With the line containing "OCR this image." as the first line and the last line of the records as the final one, reproduce that range exactly.
────────────────
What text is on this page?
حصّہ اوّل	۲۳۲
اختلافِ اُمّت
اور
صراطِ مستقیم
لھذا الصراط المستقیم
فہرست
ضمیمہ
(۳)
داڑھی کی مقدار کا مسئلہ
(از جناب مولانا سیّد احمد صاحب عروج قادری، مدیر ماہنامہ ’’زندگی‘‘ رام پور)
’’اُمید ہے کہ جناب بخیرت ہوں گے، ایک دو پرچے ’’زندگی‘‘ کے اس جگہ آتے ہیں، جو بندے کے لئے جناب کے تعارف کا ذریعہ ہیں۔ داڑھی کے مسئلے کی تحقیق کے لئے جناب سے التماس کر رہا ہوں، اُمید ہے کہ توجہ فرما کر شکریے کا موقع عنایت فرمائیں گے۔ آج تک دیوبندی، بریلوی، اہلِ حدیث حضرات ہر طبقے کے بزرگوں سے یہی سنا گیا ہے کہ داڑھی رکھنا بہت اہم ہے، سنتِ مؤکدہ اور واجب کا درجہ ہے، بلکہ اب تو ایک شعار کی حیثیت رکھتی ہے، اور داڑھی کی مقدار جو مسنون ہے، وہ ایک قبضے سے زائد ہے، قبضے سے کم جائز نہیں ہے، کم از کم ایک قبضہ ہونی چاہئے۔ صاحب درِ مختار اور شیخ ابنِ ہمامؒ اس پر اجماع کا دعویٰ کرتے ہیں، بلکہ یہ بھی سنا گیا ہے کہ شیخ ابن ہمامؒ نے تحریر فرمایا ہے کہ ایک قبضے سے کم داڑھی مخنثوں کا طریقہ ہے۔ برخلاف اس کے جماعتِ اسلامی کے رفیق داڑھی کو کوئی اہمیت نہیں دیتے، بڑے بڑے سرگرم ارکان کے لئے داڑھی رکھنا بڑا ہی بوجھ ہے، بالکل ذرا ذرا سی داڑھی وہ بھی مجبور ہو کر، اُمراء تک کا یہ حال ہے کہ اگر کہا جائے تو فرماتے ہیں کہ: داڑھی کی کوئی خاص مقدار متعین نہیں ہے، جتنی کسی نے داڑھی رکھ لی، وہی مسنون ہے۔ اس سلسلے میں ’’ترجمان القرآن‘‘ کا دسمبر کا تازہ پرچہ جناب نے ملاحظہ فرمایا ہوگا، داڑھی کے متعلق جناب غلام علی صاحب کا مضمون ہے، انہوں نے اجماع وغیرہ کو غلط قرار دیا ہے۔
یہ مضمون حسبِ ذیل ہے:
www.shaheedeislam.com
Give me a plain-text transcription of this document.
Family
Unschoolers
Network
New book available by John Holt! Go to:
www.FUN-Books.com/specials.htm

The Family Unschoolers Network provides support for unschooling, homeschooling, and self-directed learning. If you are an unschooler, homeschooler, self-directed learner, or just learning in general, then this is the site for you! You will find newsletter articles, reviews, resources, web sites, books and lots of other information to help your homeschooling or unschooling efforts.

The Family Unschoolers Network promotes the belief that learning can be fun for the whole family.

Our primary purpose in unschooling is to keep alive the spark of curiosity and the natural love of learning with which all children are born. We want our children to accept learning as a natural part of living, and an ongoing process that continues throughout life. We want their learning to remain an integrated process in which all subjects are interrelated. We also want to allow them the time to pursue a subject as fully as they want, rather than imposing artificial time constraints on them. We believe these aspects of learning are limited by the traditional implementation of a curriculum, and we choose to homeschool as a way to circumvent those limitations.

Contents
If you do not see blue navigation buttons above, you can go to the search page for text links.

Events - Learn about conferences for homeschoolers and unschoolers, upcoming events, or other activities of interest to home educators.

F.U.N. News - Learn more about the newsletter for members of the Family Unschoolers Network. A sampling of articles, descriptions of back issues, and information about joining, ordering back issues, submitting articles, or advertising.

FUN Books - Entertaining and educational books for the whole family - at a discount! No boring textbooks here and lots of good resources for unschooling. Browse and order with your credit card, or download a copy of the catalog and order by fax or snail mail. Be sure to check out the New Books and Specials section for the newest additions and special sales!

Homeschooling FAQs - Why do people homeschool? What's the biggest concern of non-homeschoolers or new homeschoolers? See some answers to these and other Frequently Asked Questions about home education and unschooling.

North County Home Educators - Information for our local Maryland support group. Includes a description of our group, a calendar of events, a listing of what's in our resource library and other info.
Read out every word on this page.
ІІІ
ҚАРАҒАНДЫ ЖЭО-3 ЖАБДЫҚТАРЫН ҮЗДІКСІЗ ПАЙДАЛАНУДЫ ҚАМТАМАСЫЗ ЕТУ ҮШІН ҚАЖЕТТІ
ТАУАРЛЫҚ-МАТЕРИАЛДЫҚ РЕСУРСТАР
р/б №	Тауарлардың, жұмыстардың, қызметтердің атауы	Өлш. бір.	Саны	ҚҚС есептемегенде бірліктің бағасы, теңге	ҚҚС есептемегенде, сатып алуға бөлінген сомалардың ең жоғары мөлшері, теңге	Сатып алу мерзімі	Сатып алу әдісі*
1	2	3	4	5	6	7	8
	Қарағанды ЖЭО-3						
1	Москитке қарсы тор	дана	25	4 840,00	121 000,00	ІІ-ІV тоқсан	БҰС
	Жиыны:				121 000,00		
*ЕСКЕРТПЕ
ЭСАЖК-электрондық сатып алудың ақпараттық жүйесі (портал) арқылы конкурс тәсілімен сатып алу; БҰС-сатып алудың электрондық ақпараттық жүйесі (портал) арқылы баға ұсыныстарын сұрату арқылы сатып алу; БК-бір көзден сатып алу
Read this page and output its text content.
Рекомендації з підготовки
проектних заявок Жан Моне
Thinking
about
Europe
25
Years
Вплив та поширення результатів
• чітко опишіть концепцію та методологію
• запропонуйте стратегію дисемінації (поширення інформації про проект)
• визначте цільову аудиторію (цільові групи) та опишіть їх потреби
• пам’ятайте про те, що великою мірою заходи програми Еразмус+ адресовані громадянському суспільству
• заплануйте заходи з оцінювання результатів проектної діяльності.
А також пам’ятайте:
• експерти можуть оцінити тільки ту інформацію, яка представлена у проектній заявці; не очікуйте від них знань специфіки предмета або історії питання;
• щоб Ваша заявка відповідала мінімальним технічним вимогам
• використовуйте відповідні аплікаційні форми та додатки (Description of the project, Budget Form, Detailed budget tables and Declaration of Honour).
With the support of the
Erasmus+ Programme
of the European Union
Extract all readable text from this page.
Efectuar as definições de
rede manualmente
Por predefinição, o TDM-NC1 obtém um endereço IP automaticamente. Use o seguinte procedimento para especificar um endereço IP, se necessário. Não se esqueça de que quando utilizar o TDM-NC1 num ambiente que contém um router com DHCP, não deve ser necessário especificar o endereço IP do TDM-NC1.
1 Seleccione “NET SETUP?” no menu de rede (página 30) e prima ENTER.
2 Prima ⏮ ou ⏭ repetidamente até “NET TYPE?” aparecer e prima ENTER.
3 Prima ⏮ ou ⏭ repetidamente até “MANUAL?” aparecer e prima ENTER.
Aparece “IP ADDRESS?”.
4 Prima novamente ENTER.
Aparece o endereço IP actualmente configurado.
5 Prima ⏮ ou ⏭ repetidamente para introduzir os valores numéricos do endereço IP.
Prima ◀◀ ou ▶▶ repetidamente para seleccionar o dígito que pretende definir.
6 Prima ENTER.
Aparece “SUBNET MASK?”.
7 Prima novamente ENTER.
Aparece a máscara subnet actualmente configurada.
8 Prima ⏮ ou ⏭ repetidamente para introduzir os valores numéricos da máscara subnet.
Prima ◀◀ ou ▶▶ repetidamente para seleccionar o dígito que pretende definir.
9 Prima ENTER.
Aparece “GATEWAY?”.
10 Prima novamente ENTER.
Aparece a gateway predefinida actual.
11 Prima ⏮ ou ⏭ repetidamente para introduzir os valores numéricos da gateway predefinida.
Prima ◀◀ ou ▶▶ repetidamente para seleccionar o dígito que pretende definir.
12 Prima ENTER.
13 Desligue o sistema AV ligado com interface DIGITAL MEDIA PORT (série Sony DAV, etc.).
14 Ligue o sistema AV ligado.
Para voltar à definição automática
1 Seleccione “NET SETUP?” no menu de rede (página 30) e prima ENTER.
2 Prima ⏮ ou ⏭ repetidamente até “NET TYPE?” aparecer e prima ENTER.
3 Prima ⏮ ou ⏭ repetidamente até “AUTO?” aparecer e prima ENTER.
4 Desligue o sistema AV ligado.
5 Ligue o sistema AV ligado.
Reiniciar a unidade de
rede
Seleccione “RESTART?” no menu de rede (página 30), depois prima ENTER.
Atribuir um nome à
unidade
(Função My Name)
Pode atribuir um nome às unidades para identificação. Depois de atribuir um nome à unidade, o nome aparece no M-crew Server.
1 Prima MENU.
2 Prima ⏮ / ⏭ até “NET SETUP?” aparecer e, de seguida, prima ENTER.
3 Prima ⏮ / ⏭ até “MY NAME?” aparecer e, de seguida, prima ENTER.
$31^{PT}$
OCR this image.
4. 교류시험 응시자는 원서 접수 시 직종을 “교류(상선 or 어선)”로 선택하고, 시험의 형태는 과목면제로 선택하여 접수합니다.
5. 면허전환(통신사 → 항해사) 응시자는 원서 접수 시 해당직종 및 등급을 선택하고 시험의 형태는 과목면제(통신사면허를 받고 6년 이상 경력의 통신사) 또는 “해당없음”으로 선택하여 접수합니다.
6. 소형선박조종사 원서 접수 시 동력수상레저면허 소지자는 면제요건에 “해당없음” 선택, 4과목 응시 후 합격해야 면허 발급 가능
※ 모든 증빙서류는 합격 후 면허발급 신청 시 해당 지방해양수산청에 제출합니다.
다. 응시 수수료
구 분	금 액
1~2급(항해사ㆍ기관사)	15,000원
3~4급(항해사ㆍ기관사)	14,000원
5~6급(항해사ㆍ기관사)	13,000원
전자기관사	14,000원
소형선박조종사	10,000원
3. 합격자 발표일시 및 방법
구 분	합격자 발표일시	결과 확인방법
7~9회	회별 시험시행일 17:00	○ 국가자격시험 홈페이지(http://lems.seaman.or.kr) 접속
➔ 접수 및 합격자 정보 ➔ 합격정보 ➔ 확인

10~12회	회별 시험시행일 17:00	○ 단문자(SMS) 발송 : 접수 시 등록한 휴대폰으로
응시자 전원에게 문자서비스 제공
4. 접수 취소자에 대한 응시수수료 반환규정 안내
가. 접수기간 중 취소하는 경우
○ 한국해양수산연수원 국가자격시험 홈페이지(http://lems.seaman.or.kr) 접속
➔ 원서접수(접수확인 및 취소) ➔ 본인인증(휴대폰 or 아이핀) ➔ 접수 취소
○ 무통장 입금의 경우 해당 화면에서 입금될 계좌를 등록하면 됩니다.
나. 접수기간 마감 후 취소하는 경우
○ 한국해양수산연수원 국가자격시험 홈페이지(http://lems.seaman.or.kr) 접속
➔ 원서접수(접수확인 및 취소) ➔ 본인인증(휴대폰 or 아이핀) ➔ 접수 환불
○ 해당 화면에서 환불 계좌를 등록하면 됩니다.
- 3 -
────────────────
## Written response
OCR this image.
4. 교류시험 응시자는 원서 접수 시 직종을 “교류(상선 or 어선)”로 선택하고, 시험의 형태는 과목면제로 선택하여 접수합니다.
5. 면허전환(통신사 → 항해사) 응시자는 원서 접수 시 해당직종 및 등급을 선택하고 시험의 형태는 과목면제(통신사면허를 받고 6년 이상 경력의 통신사) 또는 “해당없음”으로 선택하여 접수합니다.
6. 소형선박조종사 원서 접수 시 동력수상레저면허 소지자는 면제요건에 “해당없음” 선택, 4과목 응시 후 합격해야 면허 발급 가능
※ 모든 증빙서류는 합격 후 면허발급 신청 시 해당 지방해양수산청에 제출합니다.
다. 응시 수수료
구 분	금 액
1~2급(항해사ㆍ기관사)	15,000원
3~4급(항해사ㆍ기관사)	14,000원
5~6급(항해사ㆍ기관사)	13,000원
전자기관사	14,000원
소형선박조종사	10,000원
3. 합격자 발표일시 및 방법
구 분	합격자 발표일시	결과 확인방법
7~9회	회별 시험시행일 17:00	○ 국가자격시험 홈페이지(http://lems.seaman.or.kr) 접속
➔ 접수 및 합격자 정보 ➔ 합격정보 ➔ 확인

10~12회	회별 시험시행일 17:00	○ 단문자(SMS) 발송 : 접수 시 등록한 휴대폰으로
응시자 전원에게 문자서비스 제공
4. 접수 취소자에 대한 응시수수료 반환규정 안내
가. 접수기간 중 취소하는 경우
○ 한국해양수산연수원 국가자격시험 홈페이지(http://lems.seaman.or.kr) 접속
➔ 원서접수(접수확인 및 취소) ➔ 본인인증(휴대폰 or 아이핀) ➔ 접수 취소
○ 무통장 입금의 경우 해당 화면에서 입금될 계좌를 등록하면 됩니다.
나. 접수기간 마감 후 취소하는 경우
○ 한국해양수산연수원 국가자격시험 홈페이지(http://lems.seaman.or.kr) 접속
➔ 원서접수(접수확인 및 취소) ➔ 본인인증(휴대폰 or 아이핀) ➔ 접수 환불
○ 해당 화면에서 환불 계좌를 등록하면 됩니다.
- 3 -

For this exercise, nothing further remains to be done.